→ Brief
For this task, every record below must be reproduced exactly.

→ Page records with their text
Content starts
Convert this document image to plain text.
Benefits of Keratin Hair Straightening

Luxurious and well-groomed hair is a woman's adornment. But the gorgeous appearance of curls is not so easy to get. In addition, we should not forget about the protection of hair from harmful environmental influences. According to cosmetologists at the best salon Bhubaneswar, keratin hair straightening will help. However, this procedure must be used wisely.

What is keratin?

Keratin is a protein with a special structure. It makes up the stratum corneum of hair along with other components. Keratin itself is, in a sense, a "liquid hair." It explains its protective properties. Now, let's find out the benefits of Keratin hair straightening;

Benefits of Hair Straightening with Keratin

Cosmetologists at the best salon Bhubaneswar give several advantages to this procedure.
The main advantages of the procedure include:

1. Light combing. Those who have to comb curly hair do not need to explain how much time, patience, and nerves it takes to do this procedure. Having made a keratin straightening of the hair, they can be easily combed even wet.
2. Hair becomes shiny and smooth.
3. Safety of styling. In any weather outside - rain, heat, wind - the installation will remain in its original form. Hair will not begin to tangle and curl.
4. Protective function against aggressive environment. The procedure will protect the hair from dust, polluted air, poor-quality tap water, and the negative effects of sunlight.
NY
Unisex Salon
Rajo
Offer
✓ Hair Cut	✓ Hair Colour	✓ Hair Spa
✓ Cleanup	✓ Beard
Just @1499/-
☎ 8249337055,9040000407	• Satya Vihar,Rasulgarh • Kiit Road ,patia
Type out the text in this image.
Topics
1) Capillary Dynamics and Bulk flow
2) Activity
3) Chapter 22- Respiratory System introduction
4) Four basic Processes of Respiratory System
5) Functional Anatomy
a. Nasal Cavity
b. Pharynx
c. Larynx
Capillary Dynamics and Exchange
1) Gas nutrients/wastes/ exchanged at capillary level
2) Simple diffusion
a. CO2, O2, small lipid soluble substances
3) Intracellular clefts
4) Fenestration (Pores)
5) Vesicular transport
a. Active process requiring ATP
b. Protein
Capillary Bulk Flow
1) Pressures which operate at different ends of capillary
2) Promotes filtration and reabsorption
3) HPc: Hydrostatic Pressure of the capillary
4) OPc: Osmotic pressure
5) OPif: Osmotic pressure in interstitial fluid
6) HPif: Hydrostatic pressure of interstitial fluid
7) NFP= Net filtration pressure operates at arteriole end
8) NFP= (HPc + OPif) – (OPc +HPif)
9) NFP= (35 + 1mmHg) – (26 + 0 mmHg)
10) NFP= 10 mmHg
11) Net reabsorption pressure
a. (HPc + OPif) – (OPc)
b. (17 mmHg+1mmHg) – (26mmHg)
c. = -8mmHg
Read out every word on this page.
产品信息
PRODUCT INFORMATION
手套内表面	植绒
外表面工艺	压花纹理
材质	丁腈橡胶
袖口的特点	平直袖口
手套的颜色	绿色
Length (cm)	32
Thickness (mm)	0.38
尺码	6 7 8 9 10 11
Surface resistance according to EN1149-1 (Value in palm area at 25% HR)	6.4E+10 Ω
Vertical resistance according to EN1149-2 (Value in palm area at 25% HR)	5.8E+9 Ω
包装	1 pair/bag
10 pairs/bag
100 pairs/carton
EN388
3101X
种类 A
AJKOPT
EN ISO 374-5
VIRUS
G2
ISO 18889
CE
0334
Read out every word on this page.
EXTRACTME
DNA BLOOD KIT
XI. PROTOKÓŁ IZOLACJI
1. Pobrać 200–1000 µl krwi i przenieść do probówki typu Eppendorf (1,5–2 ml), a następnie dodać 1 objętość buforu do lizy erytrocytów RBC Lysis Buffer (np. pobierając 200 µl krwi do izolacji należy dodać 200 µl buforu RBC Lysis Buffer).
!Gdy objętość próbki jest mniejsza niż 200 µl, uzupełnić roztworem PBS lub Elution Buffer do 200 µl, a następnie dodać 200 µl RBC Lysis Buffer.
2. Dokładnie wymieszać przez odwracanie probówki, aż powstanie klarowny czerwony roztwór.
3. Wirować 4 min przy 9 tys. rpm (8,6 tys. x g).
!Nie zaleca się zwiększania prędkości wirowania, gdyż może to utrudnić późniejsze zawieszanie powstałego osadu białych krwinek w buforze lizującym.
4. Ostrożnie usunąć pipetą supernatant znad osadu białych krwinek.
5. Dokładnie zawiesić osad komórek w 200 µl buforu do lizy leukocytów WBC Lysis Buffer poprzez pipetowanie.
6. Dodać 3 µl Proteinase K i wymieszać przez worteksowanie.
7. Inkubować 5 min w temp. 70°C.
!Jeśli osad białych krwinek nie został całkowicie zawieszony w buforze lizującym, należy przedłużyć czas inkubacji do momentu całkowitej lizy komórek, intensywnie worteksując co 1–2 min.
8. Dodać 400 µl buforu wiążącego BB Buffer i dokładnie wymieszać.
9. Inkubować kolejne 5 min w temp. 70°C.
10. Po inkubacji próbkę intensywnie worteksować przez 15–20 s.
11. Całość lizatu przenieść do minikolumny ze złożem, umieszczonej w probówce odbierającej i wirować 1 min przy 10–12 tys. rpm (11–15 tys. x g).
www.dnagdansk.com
Content ends
→ Solution
Convert this document image to plain text.
Benefits of Keratin Hair Straightening

Luxurious and well-groomed hair is a woman's adornment. But the gorgeous appearance of curls is not so easy to get. In addition, we should not forget about the protection of hair from harmful environmental influences. According to cosmetologists at the best salon Bhubaneswar, keratin hair straightening will help. However, this procedure must be used wisely.

What is keratin?

Keratin is a protein with a special structure. It makes up the stratum corneum of hair along with other components. Keratin itself is, in a sense, a "liquid hair." It explains its protective properties. Now, let's find out the benefits of Keratin hair straightening;

Benefits of Hair Straightening with Keratin

Cosmetologists at the best salon Bhubaneswar give several advantages to this procedure.
The main advantages of the procedure include:

1. Light combing. Those who have to comb curly hair do not need to explain how much time, patience, and nerves it takes to do this procedure. Having made a keratin straightening of the hair, they can be easily combed even wet.
2. Hair becomes shiny and smooth.
3. Safety of styling. In any weather outside - rain, heat, wind - the installation will remain in its original form. Hair will not begin to tangle and curl.
4. Protective function against aggressive environment. The procedure will protect the hair from dust, polluted air, poor-quality tap water, and the negative effects of sunlight.
NY
Unisex Salon
Rajo
Offer
✓ Hair Cut	✓ Hair Colour	✓ Hair Spa
✓ Cleanup	✓ Beard
Just @1499/-
☎ 8249337055,9040000407	• Satya Vihar,Rasulgarh • Kiit Road ,patia
Type out the text in this image.
Topics
1) Capillary Dynamics and Bulk flow
2) Activity
3) Chapter 22- Respiratory System introduction
4) Four basic Processes of Respiratory System
5) Functional Anatomy
a. Nasal Cavity
b. Pharynx
c. Larynx
Capillary Dynamics and Exchange
1) Gas nutrients/wastes/ exchanged at capillary level
2) Simple diffusion
a. CO2, O2, small lipid soluble substances
3) Intracellular clefts
4) Fenestration (Pores)
5) Vesicular transport
a. Active process requiring ATP
b. Protein
Capillary Bulk Flow
1) Pressures which operate at different ends of capillary
2) Promotes filtration and reabsorption
3) HPc: Hydrostatic Pressure of the capillary
4) OPc: Osmotic pressure
5) OPif: Osmotic pressure in interstitial fluid
6) HPif: Hydrostatic pressure of interstitial fluid
7) NFP= Net filtration pressure operates at arteriole end
8) NFP= (HPc + OPif) – (OPc +HPif)
9) NFP= (35 + 1mmHg) – (26 + 0 mmHg)
10) NFP= 10 mmHg
11) Net reabsorption pressure
a. (HPc + OPif) – (OPc)
b. (17 mmHg+1mmHg) – (26mmHg)
c. = -8mmHg
Read out every word on this page.
产品信息
PRODUCT INFORMATION
手套内表面	植绒
外表面工艺	压花纹理
材质	丁腈橡胶
袖口的特点	平直袖口
手套的颜色	绿色
Length (cm)	32
Thickness (mm)	0.38
尺码	6 7 8 9 10 11
Surface resistance according to EN1149-1 (Value in palm area at 25% HR)	6.4E+10 Ω
Vertical resistance according to EN1149-2 (Value in palm area at 25% HR)	5.8E+9 Ω
包装	1 pair/bag
10 pairs/bag
100 pairs/carton
EN388
3101X
种类 A
AJKOPT
EN ISO 374-5
VIRUS
G2
ISO 18889
CE
0334
Read out every word on this page.
EXTRACTME
DNA BLOOD KIT
XI. PROTOKÓŁ IZOLACJI
1. Pobrać 200–1000 µl krwi i przenieść do probówki typu Eppendorf (1,5–2 ml), a następnie dodać 1 objętość buforu do lizy erytrocytów RBC Lysis Buffer (np. pobierając 200 µl krwi do izolacji należy dodać 200 µl buforu RBC Lysis Buffer).
!Gdy objętość próbki jest mniejsza niż 200 µl, uzupełnić roztworem PBS lub Elution Buffer do 200 µl, a następnie dodać 200 µl RBC Lysis Buffer.
2. Dokładnie wymieszać przez odwracanie probówki, aż powstanie klarowny czerwony roztwór.
3. Wirować 4 min przy 9 tys. rpm (8,6 tys. x g).
!Nie zaleca się zwiększania prędkości wirowania, gdyż może to utrudnić późniejsze zawieszanie powstałego osadu białych krwinek w buforze lizującym.
4. Ostrożnie usunąć pipetą supernatant znad osadu białych krwinek.
5. Dokładnie zawiesić osad komórek w 200 µl buforu do lizy leukocytów WBC Lysis Buffer poprzez pipetowanie.
6. Dodać 3 µl Proteinase K i wymieszać przez worteksowanie.
7. Inkubować 5 min w temp. 70°C.
!Jeśli osad białych krwinek nie został całkowicie zawieszony w buforze lizującym, należy przedłużyć czas inkubacji do momentu całkowitej lizy komórek, intensywnie worteksując co 1–2 min.
8. Dodać 400 µl buforu wiążącego BB Buffer i dokładnie wymieszać.
9. Inkubować kolejne 5 min w temp. 70°C.
10. Po inkubacji próbkę intensywnie worteksować przez 15–20 s.
11. Całość lizatu przenieść do minikolumny ze złożem, umieszczonej w probówce odbierającej i wirować 1 min przy 10–12 tys. rpm (11–15 tys. x g).
www.dnagdansk.com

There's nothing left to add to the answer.